begin INPUT ROWS
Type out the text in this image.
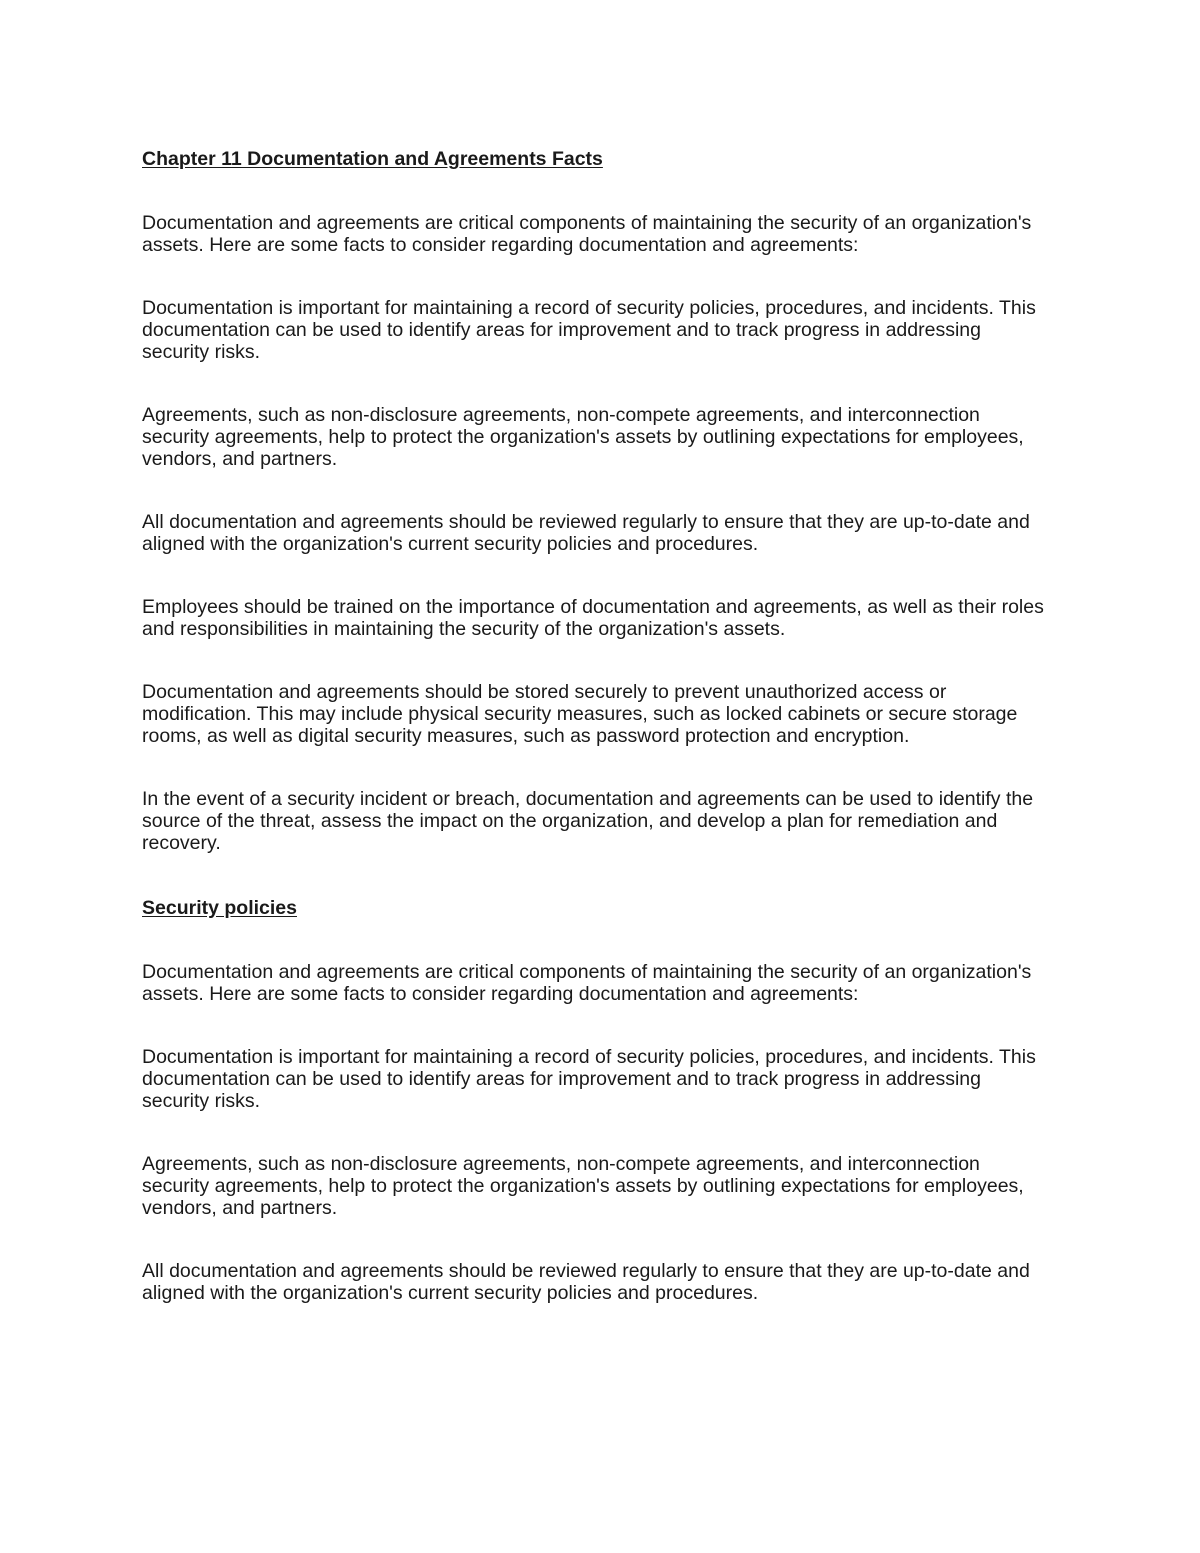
Chapter 11 Documentation and Agreements Facts

Documentation and agreements are critical components of maintaining the security of an organization's assets. Here are some facts to consider regarding documentation and agreements:

Documentation is important for maintaining a record of security policies, procedures, and incidents. This documentation can be used to identify areas for improvement and to track progress in addressing security risks.

Agreements, such as non-disclosure agreements, non-compete agreements, and interconnection security agreements, help to protect the organization's assets by outlining expectations for employees, vendors, and partners.

All documentation and agreements should be reviewed regularly to ensure that they are up-to-date and aligned with the organization's current security policies and procedures.

Employees should be trained on the importance of documentation and agreements, as well as their roles and responsibilities in maintaining the security of the organization's assets.

Documentation and agreements should be stored securely to prevent unauthorized access or modification. This may include physical security measures, such as locked cabinets or secure storage rooms, as well as digital security measures, such as password protection and encryption.

In the event of a security incident or breach, documentation and agreements can be used to identify the source of the threat, assess the impact on the organization, and develop a plan for remediation and recovery.

Security policies

Documentation and agreements are critical components of maintaining the security of an organization's assets. Here are some facts to consider regarding documentation and agreements:

Documentation is important for maintaining a record of security policies, procedures, and incidents. This documentation can be used to identify areas for improvement and to track progress in addressing security risks.

Agreements, such as non-disclosure agreements, non-compete agreements, and interconnection security agreements, help to protect the organization's assets by outlining expectations for employees, vendors, and partners.

All documentation and agreements should be reviewed regularly to ensure that they are up-to-date and aligned with the organization's current security policies and procedures.
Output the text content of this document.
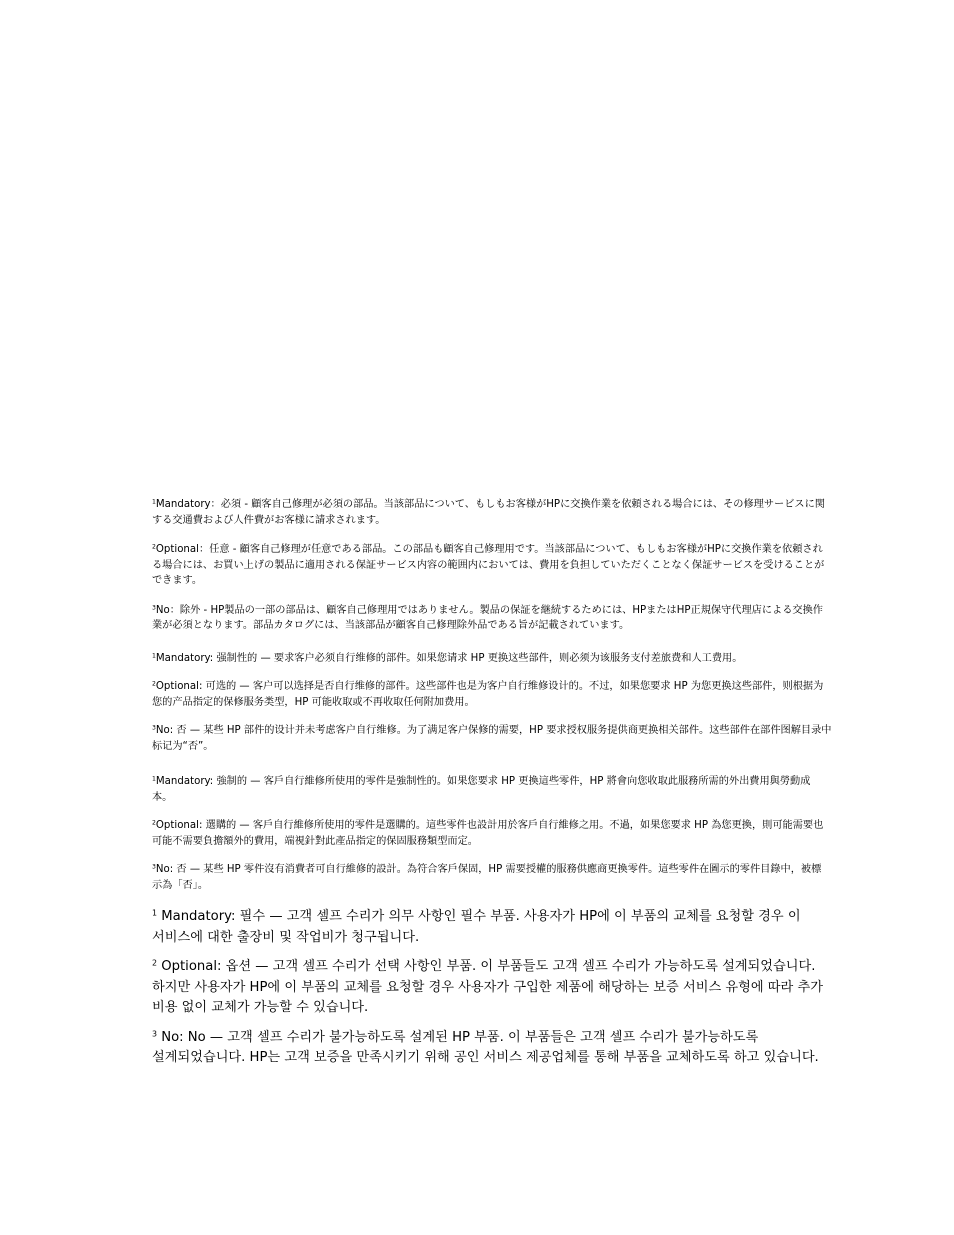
$^1$Mandatory：必須 - 顧客自己修理が必須の部品。当該部品について、もしもお客様がHPに交換作業を依頼される場合には、その修理サービスに関する交通費および人件費がお客様に請求されます。

$^2$Optional：任意 - 顧客自己修理が任意である部品。この部品も顧客自己修理用です。当該部品について、もしもお客様がHPに交換作業を依頼される場合には、お買い上げの製品に適用される保証サービス内容の範囲内においては、費用を負担していただくことなく保証サービスを受けることができます。

$^3$No：除外 - HP製品の一部の部品は、顧客自己修理用ではありません。製品の保証を継続するためには、HPまたはHP正規保守代理店による交換作業が必須となります。部品カタログには、当該部品が顧客自己修理除外品である旨が記載されています。

$^1$Mandatory: 强制性的 — 要求客户必须自行维修的部件。如果您请求 HP 更换这些部件，则必须为该服务支付差旅费和人工费用。

$^2$Optional: 可选的 — 客户可以选择是否自行维修的部件。这些部件也是为客户自行维修设计的。不过，如果您要求 HP 为您更换这些部件，则根据为您的产品指定的保修服务类型，HP 可能收取或不再收取任何附加费用。

$^3$No: 否 — 某些 HP 部件的设计并未考虑客户自行维修。为了满足客户保修的需要，HP 要求授权服务提供商更换相关部件。这些部件在部件图解目录中标记为“否”。

$^1$Mandatory: 強制的 — 客戶自行維修所使用的零件是強制性的。如果您要求 HP 更換這些零件，HP 將會向您收取此服務所需的外出費用與勞動成本。

$^2$Optional: 選購的 — 客戶自行維修所使用的零件是選購的。這些零件也設計用於客戶自行維修之用。不過，如果您要求 HP 為您更換，則可能需要也可能不需要負擔額外的費用，端視針對此產品指定的保固服務類型而定。

$^3$No: 否 — 某些 HP 零件沒有消費者可自行維修的設計。為符合客戶保固，HP 需要授權的服務供應商更換零件。這些零件在圖示的零件目錄中，被標示為「否」。

$^1$ Mandatory: 필수 — 고객 셀프 수리가 의무 사항인 필수 부품. 사용자가 HP에 이 부품의 교체를 요청할 경우 이 서비스에 대한 출장비 및 작업비가 청구됩니다.

$^2$ Optional: 옵션 — 고객 셀프 수리가 선택 사항인 부품. 이 부품들도 고객 셀프 수리가 가능하도록 설계되었습니다. 하지만 사용자가 HP에 이 부품의 교체를 요청할 경우 사용자가 구입한 제품에 해당하는 보증 서비스 유형에 따라 추가 비용 없이 교체가 가능할 수 있습니다.

$^3$ No: No — 고객 셀프 수리가 불가능하도록 설계된 HP 부품. 이 부품들은 고객 셀프 수리가 불가능하도록 설계되었습니다. HP는 고객 보증을 만족시키기 위해 공인 서비스 제공업체를 통해 부품을 교체하도록 하고 있습니다.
end INPUT ROWS
DIRECTIONS
Identify and copy lines that hold the string "설계되었습니다".

TASK RESULT
$^2$ Optional: 옵션 — 고객 셀프 수리가 선택 사항인 부품. 이 부품들도 고객 셀프 수리가 가능하도록 설계되었습니다. 하지만 사용자가 HP에 이 부품의 교체를 요청할 경우 사용자가 구입한 제품에 해당하는 보증 서비스 유형에 따라 추가 비용 없이 교체가 가능할 수 있습니다.
$^3$ No: No — 고객 셀프 수리가 불가능하도록 설계된 HP 부품. 이 부품들은 고객 셀프 수리가 불가능하도록 설계되었습니다. HP는 고객 보증을 만족시키기 위해 공인 서비스 제공업체를 통해 부품을 교체하도록 하고 있습니다.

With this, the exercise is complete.